Reproduce each record below exactly as written.

(Extracted data entries)

- - - - - - -

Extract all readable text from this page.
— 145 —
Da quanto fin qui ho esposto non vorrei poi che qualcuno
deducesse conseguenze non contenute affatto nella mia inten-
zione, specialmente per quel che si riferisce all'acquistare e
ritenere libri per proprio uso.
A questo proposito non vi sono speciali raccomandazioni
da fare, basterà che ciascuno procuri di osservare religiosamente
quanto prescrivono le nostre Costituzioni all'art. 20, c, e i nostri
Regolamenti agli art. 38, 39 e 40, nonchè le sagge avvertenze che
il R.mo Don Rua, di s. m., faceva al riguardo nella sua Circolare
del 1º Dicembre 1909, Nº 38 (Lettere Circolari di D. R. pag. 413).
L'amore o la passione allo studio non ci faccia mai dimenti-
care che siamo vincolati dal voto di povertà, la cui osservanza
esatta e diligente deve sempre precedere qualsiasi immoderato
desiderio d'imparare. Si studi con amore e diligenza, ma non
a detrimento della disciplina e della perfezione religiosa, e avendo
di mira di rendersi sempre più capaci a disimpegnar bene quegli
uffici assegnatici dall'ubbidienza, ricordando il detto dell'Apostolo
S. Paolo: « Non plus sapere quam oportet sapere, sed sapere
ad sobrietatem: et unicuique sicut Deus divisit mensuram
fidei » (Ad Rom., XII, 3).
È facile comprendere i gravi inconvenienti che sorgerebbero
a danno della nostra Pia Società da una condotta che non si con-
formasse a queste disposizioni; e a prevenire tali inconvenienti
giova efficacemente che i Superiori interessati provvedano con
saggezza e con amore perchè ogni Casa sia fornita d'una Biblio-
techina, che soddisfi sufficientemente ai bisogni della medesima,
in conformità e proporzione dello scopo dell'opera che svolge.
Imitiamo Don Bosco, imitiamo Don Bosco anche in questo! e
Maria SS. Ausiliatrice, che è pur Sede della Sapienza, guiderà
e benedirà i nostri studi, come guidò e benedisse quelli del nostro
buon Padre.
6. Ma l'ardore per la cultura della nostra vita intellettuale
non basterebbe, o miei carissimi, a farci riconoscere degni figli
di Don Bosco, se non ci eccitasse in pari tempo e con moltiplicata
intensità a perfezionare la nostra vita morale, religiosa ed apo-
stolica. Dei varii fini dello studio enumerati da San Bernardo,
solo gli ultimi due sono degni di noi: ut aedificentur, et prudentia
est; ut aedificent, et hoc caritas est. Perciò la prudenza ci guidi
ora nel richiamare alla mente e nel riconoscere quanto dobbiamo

- - - - - - -

**Answer to the exercise:**
Extract all readable text from this page.
— 145 —
Da quanto fin qui ho esposto non vorrei poi che qualcuno
deducesse conseguenze non contenute affatto nella mia inten-
zione, specialmente per quel che si riferisce all'acquistare e
ritenere libri per proprio uso.
A questo proposito non vi sono speciali raccomandazioni
da fare, basterà che ciascuno procuri di osservare religiosamente
quanto prescrivono le nostre Costituzioni all'art. 20, c, e i nostri
Regolamenti agli art. 38, 39 e 40, nonchè le sagge avvertenze che
il R.mo Don Rua, di s. m., faceva al riguardo nella sua Circolare
del 1º Dicembre 1909, Nº 38 (Lettere Circolari di D. R. pag. 413).
L'amore o la passione allo studio non ci faccia mai dimenti-
care che siamo vincolati dal voto di povertà, la cui osservanza
esatta e diligente deve sempre precedere qualsiasi immoderato
desiderio d'imparare. Si studi con amore e diligenza, ma non
a detrimento della disciplina e della perfezione religiosa, e avendo
di mira di rendersi sempre più capaci a disimpegnar bene quegli
uffici assegnatici dall'ubbidienza, ricordando il detto dell'Apostolo
S. Paolo: « Non plus sapere quam oportet sapere, sed sapere
ad sobrietatem: et unicuique sicut Deus divisit mensuram
fidei » (Ad Rom., XII, 3).
È facile comprendere i gravi inconvenienti che sorgerebbero
a danno della nostra Pia Società da una condotta che non si con-
formasse a queste disposizioni; e a prevenire tali inconvenienti
giova efficacemente che i Superiori interessati provvedano con
saggezza e con amore perchè ogni Casa sia fornita d'una Biblio-
techina, che soddisfi sufficientemente ai bisogni della medesima,
in conformità e proporzione dello scopo dell'opera che svolge.
Imitiamo Don Bosco, imitiamo Don Bosco anche in questo! e
Maria SS. Ausiliatrice, che è pur Sede della Sapienza, guiderà
e benedirà i nostri studi, come guidò e benedisse quelli del nostro
buon Padre.
6. Ma l'ardore per la cultura della nostra vita intellettuale
non basterebbe, o miei carissimi, a farci riconoscere degni figli
di Don Bosco, se non ci eccitasse in pari tempo e con moltiplicata
intensità a perfezionare la nostra vita morale, religiosa ed apo-
stolica. Dei varii fini dello studio enumerati da San Bernardo,
solo gli ultimi due sono degni di noi: ut aedificentur, et prudentia
est; ut aedificent, et hoc caritas est. Perciò la prudenza ci guidi
ora nel richiamare alla mente e nel riconoscere quanto dobbiamo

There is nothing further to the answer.